**Stated goal**
Set the listing down unchanged, minus every embedded image.

**Given data**

⁂

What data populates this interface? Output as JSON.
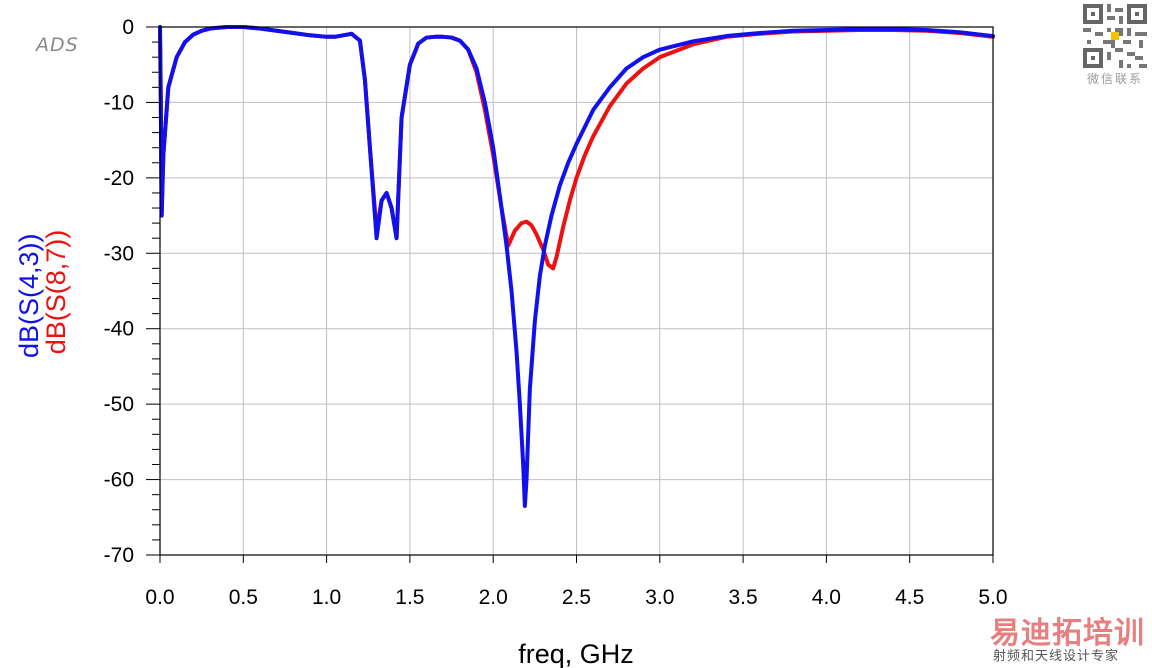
{
  "watermark": {
    "ads_logo": "ADS",
    "qr_caption": "微信联系",
    "brand_main": "易迪拓培训",
    "brand_sub": "射频和天线设计专家"
  },
  "colors": {
    "series_blue": "#1111ee",
    "series_red": "#ee1111",
    "grid": "#bfbfbf",
    "axis": "#000000"
  },
  "chart_data": {
    "type": "line",
    "title": "",
    "xlabel": "freq, GHz",
    "ylabel_parts": [
      "dB(S(4,3))",
      "dB(S(8,7))"
    ],
    "xlim": [
      0,
      5
    ],
    "ylim": [
      -70,
      0
    ],
    "x_ticks": [
      0.0,
      0.5,
      1.0,
      1.5,
      2.0,
      2.5,
      3.0,
      3.5,
      4.0,
      4.5,
      5.0
    ],
    "x_tick_labels": [
      "0.0",
      "0.5",
      "1.0",
      "1.5",
      "2.0",
      "2.5",
      "3.0",
      "3.5",
      "4.0",
      "4.5",
      "5.0"
    ],
    "y_ticks": [
      0,
      -10,
      -20,
      -30,
      -40,
      -50,
      -60,
      -70
    ],
    "y_tick_labels": [
      "0",
      "-10",
      "-20",
      "-30",
      "-40",
      "-50",
      "-60",
      "-70"
    ],
    "grid": true,
    "series": [
      {
        "name": "dB(S(8,7))",
        "color": "#ee1111",
        "x": [
          0.0,
          0.005,
          0.01,
          0.02,
          0.05,
          0.1,
          0.15,
          0.2,
          0.25,
          0.3,
          0.4,
          0.5,
          0.6,
          0.7,
          0.8,
          0.9,
          1.0,
          1.05,
          1.1,
          1.15,
          1.2,
          1.23,
          1.26,
          1.3,
          1.33,
          1.36,
          1.39,
          1.42,
          1.45,
          1.5,
          1.55,
          1.6,
          1.65,
          1.7,
          1.75,
          1.8,
          1.85,
          1.9,
          1.95,
          2.0,
          2.05,
          2.09,
          2.13,
          2.17,
          2.2,
          2.23,
          2.26,
          2.3,
          2.33,
          2.36,
          2.38,
          2.42,
          2.46,
          2.5,
          2.55,
          2.6,
          2.7,
          2.8,
          2.9,
          3.0,
          3.2,
          3.4,
          3.6,
          3.8,
          4.0,
          4.2,
          4.4,
          4.6,
          4.8,
          5.0
        ],
        "y": [
          0,
          -10,
          -25,
          -17,
          -8,
          -4,
          -2,
          -1,
          -0.5,
          -0.2,
          0,
          0,
          -0.2,
          -0.5,
          -0.8,
          -1.1,
          -1.3,
          -1.3,
          -1.1,
          -0.9,
          -1.8,
          -7,
          -16,
          -27,
          -23,
          -22,
          -24,
          -28,
          -12,
          -5,
          -2.2,
          -1.4,
          -1.3,
          -1.3,
          -1.4,
          -1.8,
          -3,
          -6,
          -11,
          -17,
          -24,
          -29,
          -27,
          -26,
          -25.8,
          -26.3,
          -27.5,
          -29.5,
          -31.5,
          -32,
          -30.5,
          -26.5,
          -23,
          -20,
          -17,
          -14.5,
          -10.5,
          -7.5,
          -5.5,
          -4,
          -2.3,
          -1.3,
          -0.9,
          -0.6,
          -0.5,
          -0.4,
          -0.4,
          -0.5,
          -0.8,
          -1.3
        ]
      },
      {
        "name": "dB(S(4,3))",
        "color": "#1111ee",
        "x": [
          0.0,
          0.005,
          0.01,
          0.02,
          0.05,
          0.1,
          0.15,
          0.2,
          0.25,
          0.3,
          0.4,
          0.5,
          0.6,
          0.7,
          0.8,
          0.9,
          1.0,
          1.05,
          1.1,
          1.15,
          1.2,
          1.23,
          1.26,
          1.3,
          1.33,
          1.36,
          1.39,
          1.42,
          1.45,
          1.5,
          1.55,
          1.6,
          1.65,
          1.7,
          1.75,
          1.8,
          1.85,
          1.9,
          1.95,
          2.0,
          2.05,
          2.08,
          2.11,
          2.14,
          2.16,
          2.18,
          2.19,
          2.2,
          2.22,
          2.25,
          2.28,
          2.31,
          2.35,
          2.4,
          2.45,
          2.5,
          2.6,
          2.7,
          2.8,
          2.9,
          3.0,
          3.2,
          3.4,
          3.6,
          3.8,
          4.0,
          4.2,
          4.4,
          4.6,
          4.8,
          5.0
        ],
        "y": [
          0,
          -10,
          -25,
          -17,
          -8,
          -4,
          -2,
          -1,
          -0.5,
          -0.2,
          0,
          0,
          -0.2,
          -0.5,
          -0.8,
          -1.1,
          -1.3,
          -1.3,
          -1.1,
          -0.9,
          -1.8,
          -7,
          -16,
          -28,
          -23,
          -22,
          -24,
          -28,
          -12,
          -5,
          -2.2,
          -1.4,
          -1.3,
          -1.3,
          -1.4,
          -1.8,
          -3,
          -5.5,
          -10,
          -16,
          -24,
          -29,
          -35,
          -43,
          -50,
          -58,
          -63.5,
          -60,
          -48,
          -39,
          -33,
          -29,
          -25,
          -21,
          -18,
          -15.5,
          -11,
          -8,
          -5.5,
          -4,
          -3,
          -1.9,
          -1.2,
          -0.8,
          -0.5,
          -0.4,
          -0.3,
          -0.3,
          -0.4,
          -0.7,
          -1.2
        ]
      }
    ]
  }
}
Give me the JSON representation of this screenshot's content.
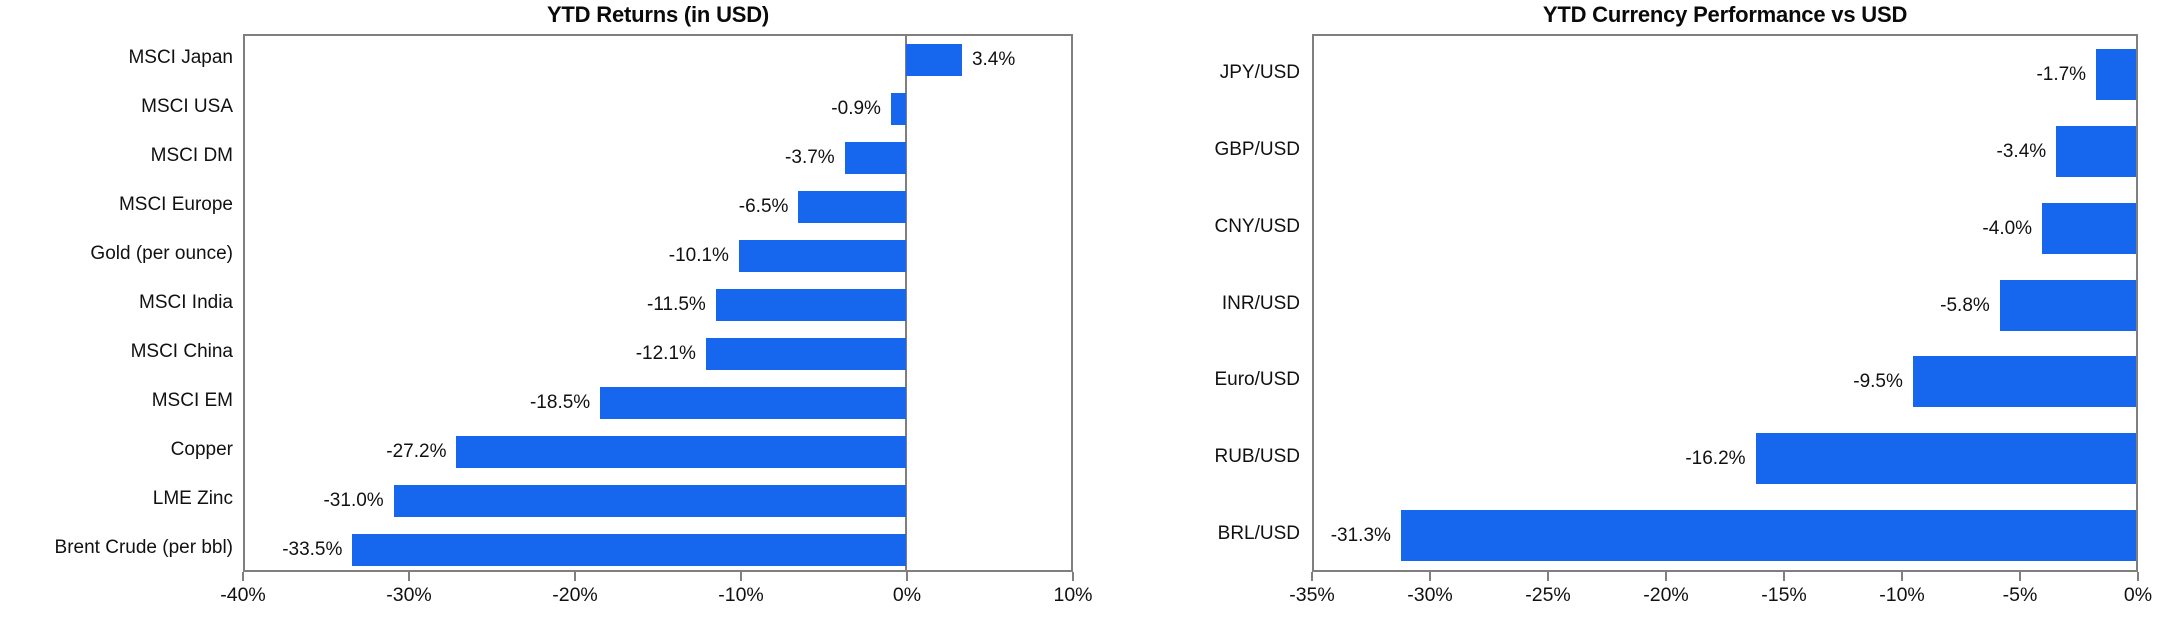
{
  "figure": {
    "background": "#ffffff",
    "text_color": "#111111",
    "axis_color": "#7f7f7f"
  },
  "chart_data": [
    {
      "type": "bar",
      "orientation": "horizontal",
      "title": "YTD Returns (in USD)",
      "categories": [
        "MSCI Japan",
        "MSCI USA",
        "MSCI DM",
        "MSCI Europe",
        "Gold (per ounce)",
        "MSCI India",
        "MSCI China",
        "MSCI EM",
        "Copper",
        "LME Zinc",
        "Brent Crude (per bbl)"
      ],
      "values": [
        3.4,
        -0.9,
        -3.7,
        -6.5,
        -10.1,
        -11.5,
        -12.1,
        -18.5,
        -27.2,
        -31.0,
        -33.5
      ],
      "data_labels": [
        "3.4%",
        "-0.9%",
        "-3.7%",
        "-6.5%",
        "-10.1%",
        "-11.5%",
        "-12.1%",
        "-18.5%",
        "-27.2%",
        "-31.0%",
        "-33.5%"
      ],
      "xlim": [
        -40,
        10
      ],
      "x_tick_values": [
        -40,
        -30,
        -20,
        -10,
        0,
        10
      ],
      "x_ticks": [
        "-40%",
        "-30%",
        "-20%",
        "-10%",
        "0%",
        "10%"
      ],
      "bar_color": "#1766ee",
      "grid": false,
      "legend": null,
      "zero_baseline": true
    },
    {
      "type": "bar",
      "orientation": "horizontal",
      "title": "YTD Currency Performance vs USD",
      "categories": [
        "JPY/USD",
        "GBP/USD",
        "CNY/USD",
        "INR/USD",
        "Euro/USD",
        "RUB/USD",
        "BRL/USD"
      ],
      "values": [
        -1.7,
        -3.4,
        -4.0,
        -5.8,
        -9.5,
        -16.2,
        -31.3
      ],
      "data_labels": [
        "-1.7%",
        "-3.4%",
        "-4.0%",
        "-5.8%",
        "-9.5%",
        "-16.2%",
        "-31.3%"
      ],
      "xlim": [
        -35,
        0
      ],
      "x_tick_values": [
        -35,
        -30,
        -25,
        -20,
        -15,
        -10,
        -5,
        0
      ],
      "x_ticks": [
        "-35%",
        "-30%",
        "-25%",
        "-20%",
        "-15%",
        "-10%",
        "-5%",
        "0%"
      ],
      "bar_color": "#1766ee",
      "grid": false,
      "legend": null,
      "zero_baseline": false
    }
  ]
}
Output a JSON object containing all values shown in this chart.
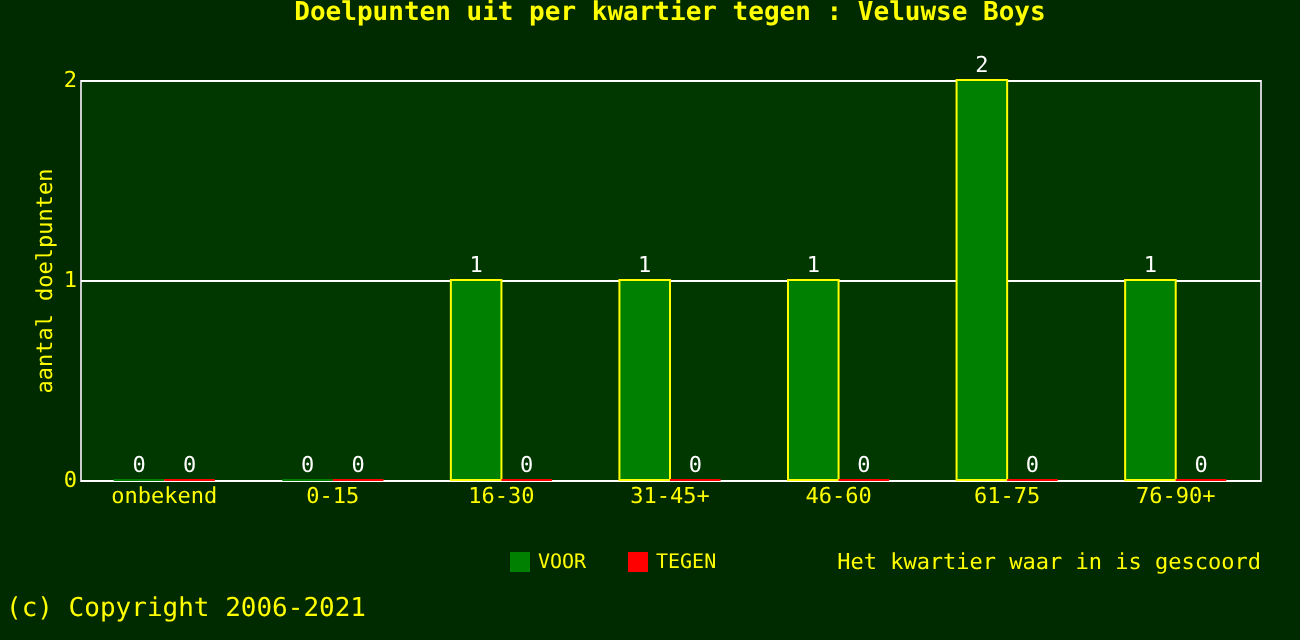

⁂

**Solution**
What data populates this interface? Output as JSON.
{
  "watermark": {
    "ads_logo": "ADS",
    "qr_caption": "微信联系",
    "brand_main": "易迪拓培训",
    "brand_sub": "射频和天线设计专家"
  },
  "colors": {
    "series_blue": "#1111ee",
    "series_red": "#ee1111",
    "grid": "#bfbfbf",
    "axis": "#000000"
  },
  "chart_data": {
    "type": "line",
    "title": "",
    "xlabel": "freq, GHz",
    "ylabel_parts": [
      "dB(S(4,3))",
      "dB(S(8,7))"
    ],
    "xlim": [
      0,
      5
    ],
    "ylim": [
      -70,
      0
    ],
    "x_ticks": [
      0.0,
      0.5,
      1.0,
      1.5,
      2.0,
      2.5,
      3.0,
      3.5,
      4.0,
      4.5,
      5.0
    ],
    "x_tick_labels": [
      "0.0",
      "0.5",
      "1.0",
      "1.5",
      "2.0",
      "2.5",
      "3.0",
      "3.5",
      "4.0",
      "4.5",
      "5.0"
    ],
    "y_ticks": [
      0,
      -10,
      -20,
      -30,
      -40,
      -50,
      -60,
      -70
    ],
    "y_tick_labels": [
      "0",
      "-10",
      "-20",
      "-30",
      "-40",
      "-50",
      "-60",
      "-70"
    ],
    "grid": true,
    "series": [
      {
        "name": "dB(S(8,7))",
        "color": "#ee1111",
        "x": [
          0.0,
          0.005,
          0.01,
          0.02,
          0.05,
          0.1,
          0.15,
          0.2,
          0.25,
          0.3,
          0.4,
          0.5,
          0.6,
          0.7,
          0.8,
          0.9,
          1.0,
          1.05,
          1.1,
          1.15,
          1.2,
          1.23,
          1.26,
          1.3,
          1.33,
          1.36,
          1.39,
          1.42,
          1.45,
          1.5,
          1.55,
          1.6,
          1.65,
          1.7,
          1.75,
          1.8,
          1.85,
          1.9,
          1.95,
          2.0,
          2.05,
          2.09,
          2.13,
          2.17,
          2.2,
          2.23,
          2.26,
          2.3,
          2.33,
          2.36,
          2.38,
          2.42,
          2.46,
          2.5,
          2.55,
          2.6,
          2.7,
          2.8,
          2.9,
          3.0,
          3.2,
          3.4,
          3.6,
          3.8,
          4.0,
          4.2,
          4.4,
          4.6,
          4.8,
          5.0
        ],
        "y": [
          0,
          -10,
          -25,
          -17,
          -8,
          -4,
          -2,
          -1,
          -0.5,
          -0.2,
          0,
          0,
          -0.2,
          -0.5,
          -0.8,
          -1.1,
          -1.3,
          -1.3,
          -1.1,
          -0.9,
          -1.8,
          -7,
          -16,
          -27,
          -23,
          -22,
          -24,
          -28,
          -12,
          -5,
          -2.2,
          -1.4,
          -1.3,
          -1.3,
          -1.4,
          -1.8,
          -3,
          -6,
          -11,
          -17,
          -24,
          -29,
          -27,
          -26,
          -25.8,
          -26.3,
          -27.5,
          -29.5,
          -31.5,
          -32,
          -30.5,
          -26.5,
          -23,
          -20,
          -17,
          -14.5,
          -10.5,
          -7.5,
          -5.5,
          -4,
          -2.3,
          -1.3,
          -0.9,
          -0.6,
          -0.5,
          -0.4,
          -0.4,
          -0.5,
          -0.8,
          -1.3
        ]
      },
      {
        "name": "dB(S(4,3))",
        "color": "#1111ee",
        "x": [
          0.0,
          0.005,
          0.01,
          0.02,
          0.05,
          0.1,
          0.15,
          0.2,
          0.25,
          0.3,
          0.4,
          0.5,
          0.6,
          0.7,
          0.8,
          0.9,
          1.0,
          1.05,
          1.1,
          1.15,
          1.2,
          1.23,
          1.26,
          1.3,
          1.33,
          1.36,
          1.39,
          1.42,
          1.45,
          1.5,
          1.55,
          1.6,
          1.65,
          1.7,
          1.75,
          1.8,
          1.85,
          1.9,
          1.95,
          2.0,
          2.05,
          2.08,
          2.11,
          2.14,
          2.16,
          2.18,
          2.19,
          2.2,
          2.22,
          2.25,
          2.28,
          2.31,
          2.35,
          2.4,
          2.45,
          2.5,
          2.6,
          2.7,
          2.8,
          2.9,
          3.0,
          3.2,
          3.4,
          3.6,
          3.8,
          4.0,
          4.2,
          4.4,
          4.6,
          4.8,
          5.0
        ],
        "y": [
          0,
          -10,
          -25,
          -17,
          -8,
          -4,
          -2,
          -1,
          -0.5,
          -0.2,
          0,
          0,
          -0.2,
          -0.5,
          -0.8,
          -1.1,
          -1.3,
          -1.3,
          -1.1,
          -0.9,
          -1.8,
          -7,
          -16,
          -28,
          -23,
          -22,
          -24,
          -28,
          -12,
          -5,
          -2.2,
          -1.4,
          -1.3,
          -1.3,
          -1.4,
          -1.8,
          -3,
          -5.5,
          -10,
          -16,
          -24,
          -29,
          -35,
          -43,
          -50,
          -58,
          -63.5,
          -60,
          -48,
          -39,
          -33,
          -29,
          -25,
          -21,
          -18,
          -15.5,
          -11,
          -8,
          -5.5,
          -4,
          -3,
          -1.9,
          -1.2,
          -0.8,
          -0.5,
          -0.4,
          -0.3,
          -0.3,
          -0.4,
          -0.7,
          -1.2
        ]
      }
    ]
  }
}
Give me the JSON representation of this screenshot's content.
{
  "figure": {
    "background": "#ffffff",
    "text_color": "#111111",
    "axis_color": "#7f7f7f"
  },
  "chart_data": [
    {
      "type": "bar",
      "orientation": "horizontal",
      "title": "YTD Returns (in USD)",
      "categories": [
        "MSCI Japan",
        "MSCI USA",
        "MSCI DM",
        "MSCI Europe",
        "Gold (per ounce)",
        "MSCI India",
        "MSCI China",
        "MSCI EM",
        "Copper",
        "LME Zinc",
        "Brent Crude (per bbl)"
      ],
      "values": [
        3.4,
        -0.9,
        -3.7,
        -6.5,
        -10.1,
        -11.5,
        -12.1,
        -18.5,
        -27.2,
        -31.0,
        -33.5
      ],
      "data_labels": [
        "3.4%",
        "-0.9%",
        "-3.7%",
        "-6.5%",
        "-10.1%",
        "-11.5%",
        "-12.1%",
        "-18.5%",
        "-27.2%",
        "-31.0%",
        "-33.5%"
      ],
      "xlim": [
        -40,
        10
      ],
      "x_tick_values": [
        -40,
        -30,
        -20,
        -10,
        0,
        10
      ],
      "x_ticks": [
        "-40%",
        "-30%",
        "-20%",
        "-10%",
        "0%",
        "10%"
      ],
      "bar_color": "#1766ee",
      "grid": false,
      "legend": null,
      "zero_baseline": true
    },
    {
      "type": "bar",
      "orientation": "horizontal",
      "title": "YTD Currency Performance vs USD",
      "categories": [
        "JPY/USD",
        "GBP/USD",
        "CNY/USD",
        "INR/USD",
        "Euro/USD",
        "RUB/USD",
        "BRL/USD"
      ],
      "values": [
        -1.7,
        -3.4,
        -4.0,
        -5.8,
        -9.5,
        -16.2,
        -31.3
      ],
      "data_labels": [
        "-1.7%",
        "-3.4%",
        "-4.0%",
        "-5.8%",
        "-9.5%",
        "-16.2%",
        "-31.3%"
      ],
      "xlim": [
        -35,
        0
      ],
      "x_tick_values": [
        -35,
        -30,
        -25,
        -20,
        -15,
        -10,
        -5,
        0
      ],
      "x_ticks": [
        "-35%",
        "-30%",
        "-25%",
        "-20%",
        "-15%",
        "-10%",
        "-5%",
        "0%"
      ],
      "bar_color": "#1766ee",
      "grid": false,
      "legend": null,
      "zero_baseline": false
    }
  ]
}
Output a JSON object containing all values shown in this chart.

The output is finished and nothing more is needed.